Written problem:
Identify the lines holding "with" and copy them.

Data supplied:
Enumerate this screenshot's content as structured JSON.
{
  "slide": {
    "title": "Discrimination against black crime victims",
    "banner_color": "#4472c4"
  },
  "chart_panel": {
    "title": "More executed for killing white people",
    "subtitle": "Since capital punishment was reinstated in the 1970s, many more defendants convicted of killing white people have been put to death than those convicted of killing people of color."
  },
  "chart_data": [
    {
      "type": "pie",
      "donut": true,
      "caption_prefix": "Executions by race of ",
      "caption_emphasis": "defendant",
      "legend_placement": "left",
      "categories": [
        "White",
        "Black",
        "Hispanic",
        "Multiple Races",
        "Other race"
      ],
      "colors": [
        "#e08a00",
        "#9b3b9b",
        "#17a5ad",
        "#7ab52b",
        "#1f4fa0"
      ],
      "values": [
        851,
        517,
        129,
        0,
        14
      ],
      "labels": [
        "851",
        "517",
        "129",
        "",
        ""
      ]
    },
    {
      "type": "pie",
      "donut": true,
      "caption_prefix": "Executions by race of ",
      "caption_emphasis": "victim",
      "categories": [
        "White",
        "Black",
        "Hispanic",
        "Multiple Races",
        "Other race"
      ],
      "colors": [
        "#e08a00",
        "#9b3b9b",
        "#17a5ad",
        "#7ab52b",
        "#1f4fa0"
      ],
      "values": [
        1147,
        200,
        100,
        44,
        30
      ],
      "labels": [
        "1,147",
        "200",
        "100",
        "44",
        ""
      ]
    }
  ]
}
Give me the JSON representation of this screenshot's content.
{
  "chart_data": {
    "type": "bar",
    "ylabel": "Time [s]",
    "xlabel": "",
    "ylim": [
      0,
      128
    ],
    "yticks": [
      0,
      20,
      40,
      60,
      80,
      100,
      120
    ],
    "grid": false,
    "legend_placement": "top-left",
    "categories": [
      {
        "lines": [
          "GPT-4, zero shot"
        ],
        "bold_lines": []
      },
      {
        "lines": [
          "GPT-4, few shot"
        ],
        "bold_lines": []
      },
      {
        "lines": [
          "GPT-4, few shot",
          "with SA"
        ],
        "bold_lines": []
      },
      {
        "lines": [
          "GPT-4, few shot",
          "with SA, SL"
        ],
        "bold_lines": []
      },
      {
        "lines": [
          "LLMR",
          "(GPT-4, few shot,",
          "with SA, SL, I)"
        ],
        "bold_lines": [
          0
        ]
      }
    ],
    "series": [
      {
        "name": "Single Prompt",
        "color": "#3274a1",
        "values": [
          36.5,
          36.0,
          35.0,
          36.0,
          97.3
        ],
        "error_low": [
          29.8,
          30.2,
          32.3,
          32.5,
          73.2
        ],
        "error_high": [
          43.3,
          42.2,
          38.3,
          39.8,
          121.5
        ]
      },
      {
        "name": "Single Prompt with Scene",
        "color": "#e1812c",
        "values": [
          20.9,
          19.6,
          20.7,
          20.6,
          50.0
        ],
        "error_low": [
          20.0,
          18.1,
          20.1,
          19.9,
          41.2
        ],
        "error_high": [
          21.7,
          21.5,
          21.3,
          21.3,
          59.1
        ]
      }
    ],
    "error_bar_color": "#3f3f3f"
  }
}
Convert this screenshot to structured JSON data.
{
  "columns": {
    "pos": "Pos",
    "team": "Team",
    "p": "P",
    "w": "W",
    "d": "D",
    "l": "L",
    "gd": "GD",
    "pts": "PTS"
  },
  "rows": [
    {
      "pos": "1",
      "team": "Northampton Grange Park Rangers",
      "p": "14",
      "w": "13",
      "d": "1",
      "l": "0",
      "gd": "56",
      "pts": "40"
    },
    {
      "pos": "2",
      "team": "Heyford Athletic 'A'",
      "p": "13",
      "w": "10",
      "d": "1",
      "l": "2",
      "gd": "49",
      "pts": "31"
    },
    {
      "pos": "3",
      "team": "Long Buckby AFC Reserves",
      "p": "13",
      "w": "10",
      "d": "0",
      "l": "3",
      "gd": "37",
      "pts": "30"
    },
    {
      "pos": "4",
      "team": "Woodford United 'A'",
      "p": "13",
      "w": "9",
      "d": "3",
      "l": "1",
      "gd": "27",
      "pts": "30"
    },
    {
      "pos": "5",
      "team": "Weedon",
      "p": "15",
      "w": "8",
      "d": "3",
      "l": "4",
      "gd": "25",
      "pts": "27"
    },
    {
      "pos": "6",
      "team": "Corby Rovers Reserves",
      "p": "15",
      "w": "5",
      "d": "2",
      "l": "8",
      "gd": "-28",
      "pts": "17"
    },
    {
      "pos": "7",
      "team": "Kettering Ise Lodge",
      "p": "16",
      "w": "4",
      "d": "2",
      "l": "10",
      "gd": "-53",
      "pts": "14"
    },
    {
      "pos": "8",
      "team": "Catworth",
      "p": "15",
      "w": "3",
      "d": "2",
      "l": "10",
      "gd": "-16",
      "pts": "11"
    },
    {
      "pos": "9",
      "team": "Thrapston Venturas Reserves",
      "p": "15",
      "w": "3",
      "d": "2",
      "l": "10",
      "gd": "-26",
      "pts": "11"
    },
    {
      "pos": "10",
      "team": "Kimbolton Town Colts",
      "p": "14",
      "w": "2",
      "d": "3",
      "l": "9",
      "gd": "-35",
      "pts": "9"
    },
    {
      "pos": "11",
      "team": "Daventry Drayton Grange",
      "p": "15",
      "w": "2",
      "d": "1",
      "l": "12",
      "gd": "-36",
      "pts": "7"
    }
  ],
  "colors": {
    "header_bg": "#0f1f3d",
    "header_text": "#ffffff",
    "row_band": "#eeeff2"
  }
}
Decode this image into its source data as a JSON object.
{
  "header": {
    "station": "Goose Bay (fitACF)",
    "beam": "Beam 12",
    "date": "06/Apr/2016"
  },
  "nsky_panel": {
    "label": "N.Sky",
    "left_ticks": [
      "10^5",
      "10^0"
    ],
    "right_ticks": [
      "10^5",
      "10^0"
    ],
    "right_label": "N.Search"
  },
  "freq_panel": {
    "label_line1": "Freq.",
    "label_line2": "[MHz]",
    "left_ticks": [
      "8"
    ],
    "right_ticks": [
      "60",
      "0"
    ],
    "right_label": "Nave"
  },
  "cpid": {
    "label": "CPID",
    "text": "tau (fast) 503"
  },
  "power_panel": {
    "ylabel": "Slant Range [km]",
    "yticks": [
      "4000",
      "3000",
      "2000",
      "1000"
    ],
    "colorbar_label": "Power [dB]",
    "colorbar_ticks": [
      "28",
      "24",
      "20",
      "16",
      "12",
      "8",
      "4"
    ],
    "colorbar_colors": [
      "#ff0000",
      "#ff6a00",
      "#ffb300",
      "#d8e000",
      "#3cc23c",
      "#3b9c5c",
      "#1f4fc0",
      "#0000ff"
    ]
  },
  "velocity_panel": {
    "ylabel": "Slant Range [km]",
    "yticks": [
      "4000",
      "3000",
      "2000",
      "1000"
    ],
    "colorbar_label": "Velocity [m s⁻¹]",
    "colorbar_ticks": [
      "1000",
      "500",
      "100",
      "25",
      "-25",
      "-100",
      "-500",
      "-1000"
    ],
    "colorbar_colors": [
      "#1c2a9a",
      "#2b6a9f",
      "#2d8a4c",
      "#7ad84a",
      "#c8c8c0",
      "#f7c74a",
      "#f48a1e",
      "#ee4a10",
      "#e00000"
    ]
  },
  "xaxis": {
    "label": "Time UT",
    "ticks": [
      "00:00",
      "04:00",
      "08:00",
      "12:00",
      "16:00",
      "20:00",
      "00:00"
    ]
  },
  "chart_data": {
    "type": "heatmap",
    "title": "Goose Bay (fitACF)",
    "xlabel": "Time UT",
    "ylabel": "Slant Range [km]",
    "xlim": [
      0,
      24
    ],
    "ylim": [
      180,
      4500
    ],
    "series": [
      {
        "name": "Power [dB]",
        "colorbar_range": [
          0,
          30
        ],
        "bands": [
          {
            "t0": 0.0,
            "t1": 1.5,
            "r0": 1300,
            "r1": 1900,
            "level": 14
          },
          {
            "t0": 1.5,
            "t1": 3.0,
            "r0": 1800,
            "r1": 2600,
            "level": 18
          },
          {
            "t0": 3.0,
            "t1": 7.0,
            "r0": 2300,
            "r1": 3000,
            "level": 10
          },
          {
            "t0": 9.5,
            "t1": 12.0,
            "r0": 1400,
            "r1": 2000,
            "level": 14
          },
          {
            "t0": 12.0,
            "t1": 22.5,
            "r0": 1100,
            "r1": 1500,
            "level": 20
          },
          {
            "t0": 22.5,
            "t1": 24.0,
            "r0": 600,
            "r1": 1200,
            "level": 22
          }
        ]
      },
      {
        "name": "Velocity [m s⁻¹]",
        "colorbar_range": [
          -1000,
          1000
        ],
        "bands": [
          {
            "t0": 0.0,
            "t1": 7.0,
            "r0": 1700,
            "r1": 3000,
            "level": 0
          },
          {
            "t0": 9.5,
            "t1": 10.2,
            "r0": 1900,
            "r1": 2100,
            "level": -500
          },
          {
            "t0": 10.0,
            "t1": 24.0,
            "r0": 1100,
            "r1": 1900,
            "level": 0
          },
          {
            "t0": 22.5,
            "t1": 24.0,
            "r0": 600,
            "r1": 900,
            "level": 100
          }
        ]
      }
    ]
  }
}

Output of the exercise:
          "with SA"
          "with SA, SL"
          "with SA, SL, I)"
        "name": "Single Prompt with Scene",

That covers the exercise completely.